## TEXT PASSAGE:
This paper is based on 18 months of ethnographic fieldwork conducted between 2008 and 2011, during which I explored the role of radical intellectuals in the higher education reform of Bolivarian Venezuela. The main site of my fieldwork was UBV. Established in 2003 by socialist intellectuals and former student movement activists, UBV was the jewel in the crown of Bolivarian university reform. It embodied the Bolivarian process’s competing and often contradictory functions of training new teachers and educating both state technocrats and radical community organizers who challenged the centralizing state bureaucracy.
The starting point of the paper is the concept of permanent revolution, frequently and polemically used, including by the late President Chávez himself (quoted in Chávez, 2010), to describe the strategy of the Bolivarian process (see, e.g., Barreto, 2012; Bonilla Molina, 2012). This term was used by Karl Marx and Friedrich Engels to describe the perpetual struggle of the German working class after the 1848 revolutions against the still dominant “more or less propertied classes,” the goal of which was to provide the workers with better wages and improved security and eventually bring the revolution to an end. Marx and Engels argued that instead of allowing their former allies, the liberal-national bourgeoisie, to quell their discontent, the working class should unite internationally in a continuing effort to drive this class from power in the national and international arena—not modifying but abolishing private property and social classes and moving to a new classless society (Marx and Engels, 2006 [1850]).
The concept was further developed by Leon Trotsky, who argued that in an underdeveloped country such as early-twentieth-century Russia, where the bourgeoisie had not fully established a capitalist system, the proletarian vanguard party could come to power without going through the stage of liberal democracy. Trotsky (1969 [1931]) developed the three main features of permanent revolution, arguing, first, that a long, peaceful liberal-democratic transition made no sense: the dictatorship of the proletarian vanguard party “does not stop at the democratic stage, but goes to war against reaction from without” (130); secondly, that the permanency of the revolution was perpetual head-on conflict, “collision between various groups in society . . . revolutions in economy, technique, science, the family, morals, and everyday life develop in complex reciprocal action and do not allow society to achieve equilibrium” (132); and, thirdly, that the revolution would fail if isolated in one nation-state and could only be carried out if other countries joined the effort—that it “begins on national foundations but it cannot be completed within these foundations” (133).
A more detailed discussion of the notion of permanent revolution as a strategy of the Bolivarian government would require a detailed examination of the class origins of and power relations between its main protagonists, a task beyond the scope of this paper. Suffice it to say that while most social scientists have focused on developments in the popular sector, the intellectuals and the military—two of the key groups for Chavismo (Corrales, 2007; Ivancheva, 2013)—were left out of critical scrutiny. My broader work addresses this gap by focusing on the role of left-wing intellectuals within the Bolivarian movement. Yet, leaving aside the obvious facts that the Bolivarian government ascended to power not through a working-class revolution but through democratic elections and that even socialist intellectuals have a potentially problematic role as gatekeepers of symbolic power in institutions that reproduce state elites (Bourdieu, 1998), it is still worth exploring to what extent the Bolivarian movement has employed the tactic of permanent revolution.

## INSTRUCTIONS:
(a) Retype the passage on permanent revolution and Bolivarian university reform word for word, starting at "This paper is" and ending at "centralizing state bureaucracy.".
(b) Write what comes next in the passage on permanent revolution and Bolivarian university reform, picking up after its final sentence.

## RECORDS SHOWN:
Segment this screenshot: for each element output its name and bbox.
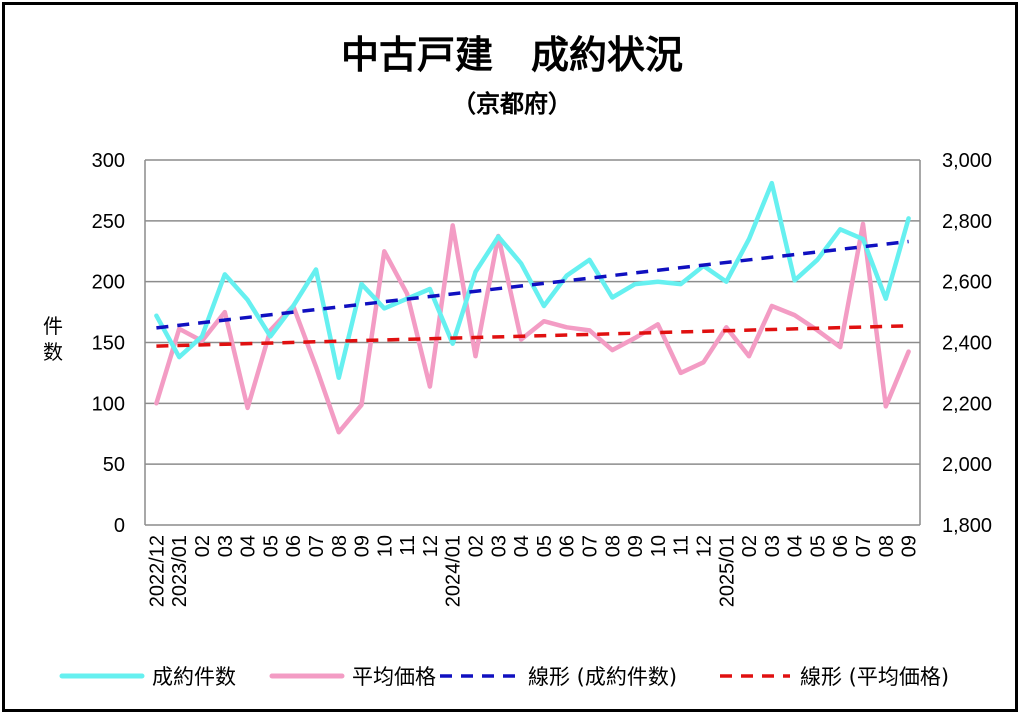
- x-tick-label: 09: [352, 535, 374, 557]
- series-line-2: [156, 239, 909, 330]
- y-axis-label-char: 件: [43, 314, 63, 338]
- chart-title: 中古戸建 成約状況: [341, 33, 683, 77]
- left-tick-label: 150: [92, 333, 125, 355]
- x-tick-label: 02: [192, 535, 214, 557]
- x-tick-label: 09: [899, 535, 921, 557]
- x-tick-label: 02: [739, 535, 761, 557]
- left-tick-label: 300: [92, 150, 125, 172]
- x-tick-label: 06: [830, 535, 852, 557]
- x-tick-label: 07: [579, 535, 601, 557]
- x-tick-label: 03: [215, 535, 237, 557]
- right-axis-ticks: 1,800 2,000 2,200 2,400 2,600 2,800 3,000: [942, 150, 992, 537]
- x-tick-label: 03: [488, 535, 510, 557]
- x-tick-label: 2024/01: [443, 535, 465, 607]
- legend: 成約件数 平均価格 線形 (成約件数) 線形 (平均価格): [59, 665, 949, 689]
- legend-label: 線形 (平均価格): [800, 665, 949, 689]
- x-tick-label: 12: [420, 535, 442, 557]
- legend-label: 成約件数: [152, 665, 236, 689]
- right-tick-label: 2,000: [942, 454, 992, 476]
- x-tick-label: 12: [693, 535, 715, 557]
- left-tick-label: 50: [103, 454, 125, 476]
- x-tick-label: 06: [283, 535, 305, 557]
- x-tick-label: 04: [785, 535, 807, 557]
- right-tick-label: 2,800: [942, 211, 992, 233]
- x-tick-label: 04: [511, 535, 533, 557]
- x-tick-label: 10: [648, 535, 670, 557]
- left-tick-label: 0: [114, 515, 125, 537]
- x-tick-label: 04: [238, 535, 260, 557]
- x-tick-label: 2022/12: [146, 535, 168, 607]
- left-axis-ticks: 0 50 100 150 200 250 300: [92, 150, 125, 537]
- x-tick-label: 03: [762, 535, 784, 557]
- x-tick-label: 06: [557, 535, 579, 557]
- series-lines: [154, 180, 911, 435]
- x-tick-label: 08: [876, 535, 898, 557]
- x-tick-label: 08: [602, 535, 624, 557]
- x-tick-label: 09: [625, 535, 647, 557]
- left-tick-label: 200: [92, 272, 125, 294]
- x-tick-label: 07: [306, 535, 328, 557]
- x-tick-label: 07: [853, 535, 875, 557]
- x-tick-label: 05: [260, 535, 282, 557]
- x-tick-label: 2025/01: [716, 535, 738, 607]
- left-tick-label: 100: [92, 393, 125, 415]
- grid-lines: [144, 159, 921, 526]
- right-tick-label: 3,000: [942, 150, 992, 172]
- x-tick-label: 02: [466, 535, 488, 557]
- x-tick-label: 05: [807, 535, 829, 557]
- x-tick-label: 2023/01: [169, 535, 191, 607]
- series-line-0: [154, 180, 911, 381]
- right-tick-label: 2,400: [942, 333, 992, 355]
- right-tick-label: 2,600: [942, 272, 992, 294]
- x-tick-label: 08: [329, 535, 351, 557]
- chart-subtitle: （京都府）: [452, 90, 572, 118]
- x-tick-label: 05: [534, 535, 556, 557]
- legend-label: 平均価格: [352, 665, 436, 689]
- right-tick-label: 2,200: [942, 393, 992, 415]
- y-axis-label-char: 数: [43, 340, 63, 364]
- x-axis-ticks: 2022/12 2023/01 02 03 04 05 06 07 08 09 10 11 12 2024…: [146, 535, 920, 607]
- x-tick-label: 11: [671, 535, 693, 556]
- legend-label: 線形 (成約件数): [528, 665, 677, 689]
- left-tick-label: 250: [92, 211, 125, 233]
- x-tick-label: 11: [397, 535, 419, 556]
- x-tick-label: 10: [374, 535, 396, 557]
- left-axis-label: 件数: [43, 314, 63, 364]
- right-tick-label: 1,800: [942, 515, 992, 537]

## IN RESPONSE:
(a)
This paper is based on 18 months of ethnographic fieldwork conducted between 2008 and 2011, during which I explored the role of radical intellectuals in the higher education reform of Bolivarian Venezuela. The main site of my fieldwork was UBV. Established in 2003 by socialist intellectuals and former student movement activists, UBV was the jewel in the crown of Bolivarian university reform. It embodied the Bolivarian process’s competing and often contradictory functions of training new teachers and educating both state technocrats and radical community organizers who challenged the centralizing state bureaucracy.

(b)
Starting from Trotsky’s concept of permanent revolution, Steve Ellner (2011) has shown the relative applicability of this notion to the Bolivarian process. The reversal of neoliberal reforms, the nationalization of key sectors, and the retreat of the opponents of the process have helped radicalize the reforms carried out by the Bolivarian government. Nonetheless, there have also been “strategic alliances” with forces opposing Chavismo and the lack of a vanguard party in Venezuela (Ellner, 2011). I take this discussion forward, offering further insight into why the concept of permanent revolution, despite its discursive use, is not necessarily applicable to the Bolivarian process.
George Ciccariello-Maher (2007; 2013) sees the Bolivarian parallel structures as institutions of dual power that help to bring about the final victory over the bourgeois state. While this might seem to be the case for popular mobilization, in the field of knowledge production and certification a reverse and adversary logic is in play. As my empirical case study shows, the government’s decision not to reform or erase old structures but instead to create parallel ones perpetuated the shift of responsibility and compromised the durability of its new institutions. I detail how the decision not to interfere structurally with the existing traditional institutions responsible for reproducing elites and inequalities subjected Venezuela to an expanding global field of higher education in which all institutional forms are dependent on homogenizing norms of certification, audit, and ranking that emphasize research and teaching carried out by a few elite universities in developed countries (Marginson, 2008).
The paper speaks of the complexity of the colossal effort of the Bolivarian government to propose an alternative university model in a field dominated locally and globally by neoliberal pressures for competition, marketization, and privatization (Marginson, 2008). However, I also outline a number of features of the Bolivarian higher education system that make it impossible to achieve a sustainable reform modeled on permanent revolution. I claim that, despite its initial intentions, the Bolivarian government abandoned any pretense at reforming the traditional universities from within. Left unobstructed and functioning within the global system of neoliberal capitalism and its homogenizing field of higher education, the traditional institutions hindered efforts for deeper social change.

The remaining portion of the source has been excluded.